**Required work**
Retype, word for word, every line starting at the line with "Read all visible content and emit it as JSON." and ending with the final line of the entries; skip the pictures.

Segment Start: Task material

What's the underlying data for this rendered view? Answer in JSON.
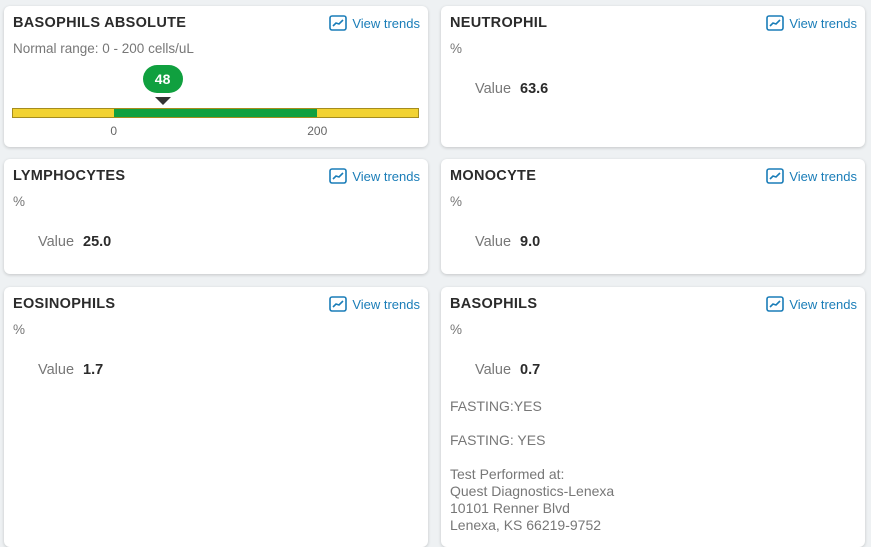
{
  "trend_label": "View trends",
  "value_label": "Value",
  "colors": {
    "normal": "#10a03f",
    "out_of_range": "#f2d232",
    "link": "#1a7db8"
  },
  "cards": [
    {
      "title": "BASOPHILS ABSOLUTE",
      "range_text": "Normal range: 0 - 200 cells/uL",
      "value": "48",
      "range_low": 0,
      "range_high": 200,
      "scale_min": -100,
      "scale_max": 300,
      "ticks": [
        "0",
        "200"
      ]
    },
    {
      "title": "NEUTROPHIL",
      "unit": "%",
      "value": "63.6"
    },
    {
      "title": "LYMPHOCYTES",
      "unit": "%",
      "value": "25.0"
    },
    {
      "title": "MONOCYTE",
      "unit": "%",
      "value": "9.0"
    },
    {
      "title": "EOSINOPHILS",
      "unit": "%",
      "value": "1.7"
    },
    {
      "title": "BASOPHILS",
      "unit": "%",
      "value": "0.7",
      "notes": [
        "FASTING:YES",
        "FASTING: YES"
      ],
      "lab": [
        "Test Performed at:",
        "Quest Diagnostics-Lenexa",
        "10101 Renner Blvd",
        "Lenexa, KS 66219-9752"
      ]
    }
  ]
}
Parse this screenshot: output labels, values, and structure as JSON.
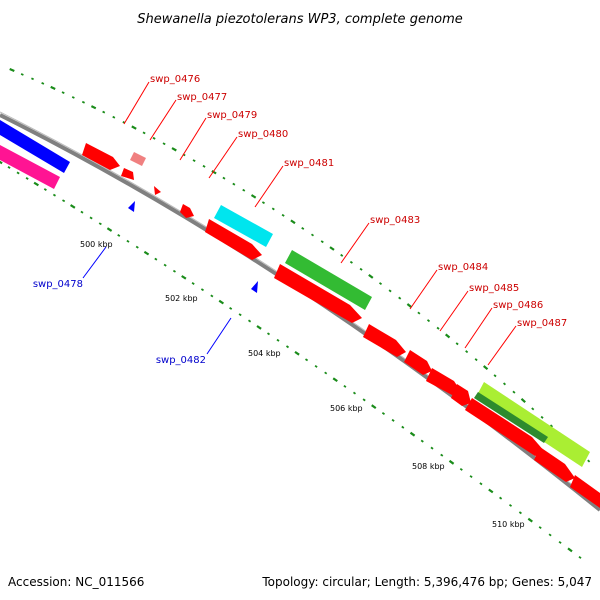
{
  "title": "Shewanella piezotolerans WP3, complete genome",
  "footer": {
    "accession": "Accession: NC_011566",
    "summary": "Topology: circular; Length: 5,396,476 bp; Genes: 5,047"
  },
  "colors": {
    "backbone": "#808080",
    "forward_gene": "#ff0000",
    "reverse_gene": "#0000ff",
    "label_forward": "#cc0000",
    "label_reverse": "#0000cc",
    "gc_dots": "#1a8c1a",
    "pseudo_gene": "#f08080",
    "cyan_feature": "#00e5ee",
    "green_feature": "#33bb33",
    "lime_feature": "#aaee33",
    "blue_feature": "#0000ff",
    "magenta_feature": "#ff1493"
  },
  "tick_labels": [
    "500 kbp",
    "502 kbp",
    "504 kbp",
    "506 kbp",
    "508 kbp",
    "510 kbp"
  ],
  "gene_labels_forward": [
    "swp_0476",
    "swp_0477",
    "swp_0479",
    "swp_0480",
    "swp_0481",
    "swp_0483",
    "swp_0484",
    "swp_0485",
    "swp_0486",
    "swp_0487"
  ],
  "gene_labels_reverse": [
    "swp_0478",
    "swp_0482"
  ]
}
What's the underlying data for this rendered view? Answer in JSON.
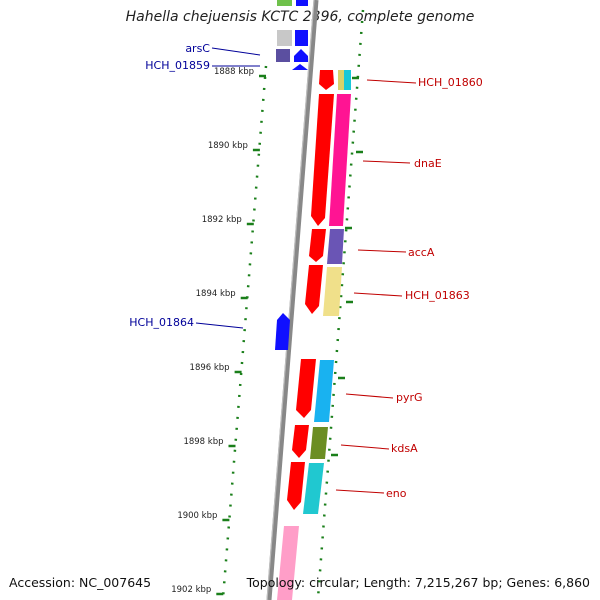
{
  "title": "Hahella chejuensis KCTC 2396, complete genome",
  "accession": "Accession: NC_007645",
  "topology": "Topology: circular; Length: 7,215,267 bp; Genes: 6,860",
  "colors": {
    "backbone": "#8a8a8a",
    "tick": "#1a7f1a",
    "forward_label": "#c00000",
    "reverse_label": "#000099"
  },
  "ticks": [
    "1888 kbp",
    "1890 kbp",
    "1892 kbp",
    "1894 kbp",
    "1896 kbp",
    "1898 kbp",
    "1900 kbp",
    "1902 kbp"
  ],
  "forward_genes": [
    {
      "label": "HCH_01860",
      "start_kbp": 1888.0,
      "end_kbp": 1888.6
    },
    {
      "label": "dnaE",
      "start_kbp": 1888.6,
      "end_kbp": 1892.1
    },
    {
      "label": "accA",
      "start_kbp": 1892.2,
      "end_kbp": 1893.1
    },
    {
      "label": "HCH_01863",
      "start_kbp": 1893.2,
      "end_kbp": 1894.6
    },
    {
      "label": "pyrG",
      "start_kbp": 1896.1,
      "end_kbp": 1897.7
    },
    {
      "label": "kdsA",
      "start_kbp": 1897.8,
      "end_kbp": 1898.7
    },
    {
      "label": "eno",
      "start_kbp": 1898.8,
      "end_kbp": 1900.2
    }
  ],
  "reverse_genes": [
    {
      "label": "arsC"
    },
    {
      "label": "HCH_01859"
    },
    {
      "label": "HCH_01864"
    }
  ]
}
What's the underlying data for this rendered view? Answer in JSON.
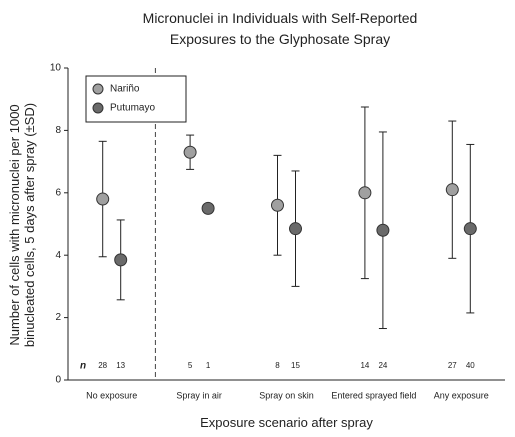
{
  "chart_data": {
    "type": "errorbar",
    "title": "Micronuclei in Individuals with Self-Reported Exposures to the Glyphosate Spray",
    "x_label": "Exposure scenario after spray",
    "y_label": "Number of cells with micronuclei per 1000 binucleated cells, 5 days after spray (±SD)",
    "categories": [
      "No exposure",
      "Spray in air",
      "Spray on skin",
      "Entered sprayed field",
      "Any exposure"
    ],
    "n_label": "n",
    "series": [
      {
        "name": "Nariño",
        "color": "#a0a0a0",
        "values": [
          5.8,
          7.3,
          5.6,
          6.0,
          6.1
        ],
        "errors": [
          1.85,
          0.55,
          1.6,
          2.75,
          2.2
        ],
        "n": [
          28,
          5,
          8,
          14,
          27
        ]
      },
      {
        "name": "Putumayo",
        "color": "#6a6a6a",
        "values": [
          3.85,
          5.5,
          4.85,
          4.8,
          4.85
        ],
        "errors": [
          1.28,
          null,
          1.85,
          3.15,
          2.7
        ],
        "n": [
          13,
          1,
          15,
          24,
          40
        ]
      }
    ],
    "ylim": [
      0,
      10
    ],
    "yticks": [
      0,
      2,
      4,
      6,
      8,
      10
    ],
    "legend": "upper left"
  }
}
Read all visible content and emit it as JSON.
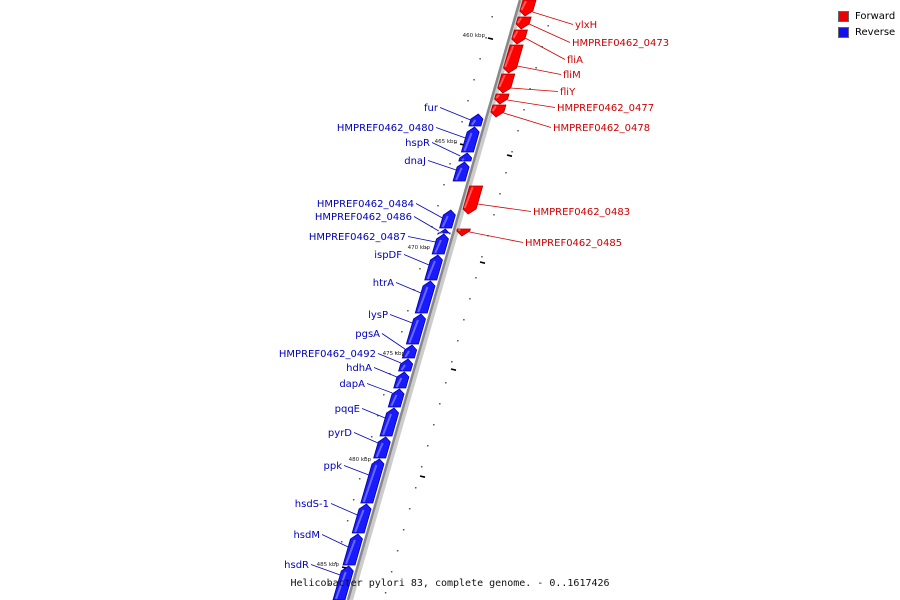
{
  "legend": {
    "forward": {
      "label": "Forward",
      "color": "#ee0000"
    },
    "reverse": {
      "label": "Reverse",
      "color": "#1111ee"
    }
  },
  "caption": "Helicobacter pylori 83, complete genome. - 0..1617426",
  "colors": {
    "forward_fill": "#ff0000",
    "forward_dark": "#aa0000",
    "reverse_fill": "#1a1aff",
    "reverse_dark": "#0000a0",
    "forward_label": "#cc0000",
    "reverse_label": "#0000bb",
    "backbone": "#888888"
  },
  "kbp_labels": [
    "460 kbp",
    "465 kbp",
    "470 kbp",
    "475 kbp",
    "480 kbp",
    "485 kbp"
  ],
  "forward_genes": [
    "ylxH",
    "HMPREF0462_0473",
    "fliA",
    "fliM",
    "fliY",
    "HMPREF0462_0477",
    "HMPREF0462_0478",
    "HMPREF0462_0483",
    "HMPREF0462_0485"
  ],
  "reverse_genes": [
    "fur",
    "HMPREF0462_0480",
    "hspR",
    "dnaJ",
    "HMPREF0462_0484",
    "HMPREF0462_0486",
    "HMPREF0462_0487",
    "ispDF",
    "htrA",
    "lysP",
    "pgsA",
    "HMPREF0462_0492",
    "hdhA",
    "dapA",
    "pqqE",
    "pyrD",
    "ppk",
    "hsdS-1",
    "hsdM",
    "hsdR"
  ]
}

Segment End: Task material

**Output for this exercise**
Read all visible content and emit it as JSON.
{
  "legend": {
    "forward": {
      "label": "Forward",
      "color": "#ee0000"
    },
    "reverse": {
      "label": "Reverse",
      "color": "#1111ee"
    }
  },
  "caption": "Helicobacter pylori 83, complete genome. - 0..1617426",
  "colors": {
    "forward_fill": "#ff0000",
    "forward_dark": "#aa0000",
    "reverse_fill": "#1a1aff",
    "reverse_dark": "#0000a0",
    "forward_label": "#cc0000",
    "reverse_label": "#0000bb",
    "backbone": "#888888"
  },
  "kbp_labels": [
    "460 kbp",
    "465 kbp",
    "470 kbp",
    "475 kbp",
    "480 kbp",
    "485 kbp"
  ],
  "forward_genes": [
    "ylxH",
    "HMPREF0462_0473",
    "fliA",
    "fliM",
    "fliY",
    "HMPREF0462_0477",
    "HMPREF0462_0478",
    "HMPREF0462_0483",
    "HMPREF0462_0485"
  ],
  "reverse_genes": [
    "fur",
    "HMPREF0462_0480",
    "hspR",
    "dnaJ",
    "HMPREF0462_0484",
    "HMPREF0462_0486",
    "HMPREF0462_0487",
    "ispDF",
    "htrA",
    "lysP",
    "pgsA",
    "HMPREF0462_0492",
    "hdhA",
    "dapA",
    "pqqE",
    "pyrD",
    "ppk",
    "hsdS-1",
    "hsdM",
    "hsdR"
  ]
}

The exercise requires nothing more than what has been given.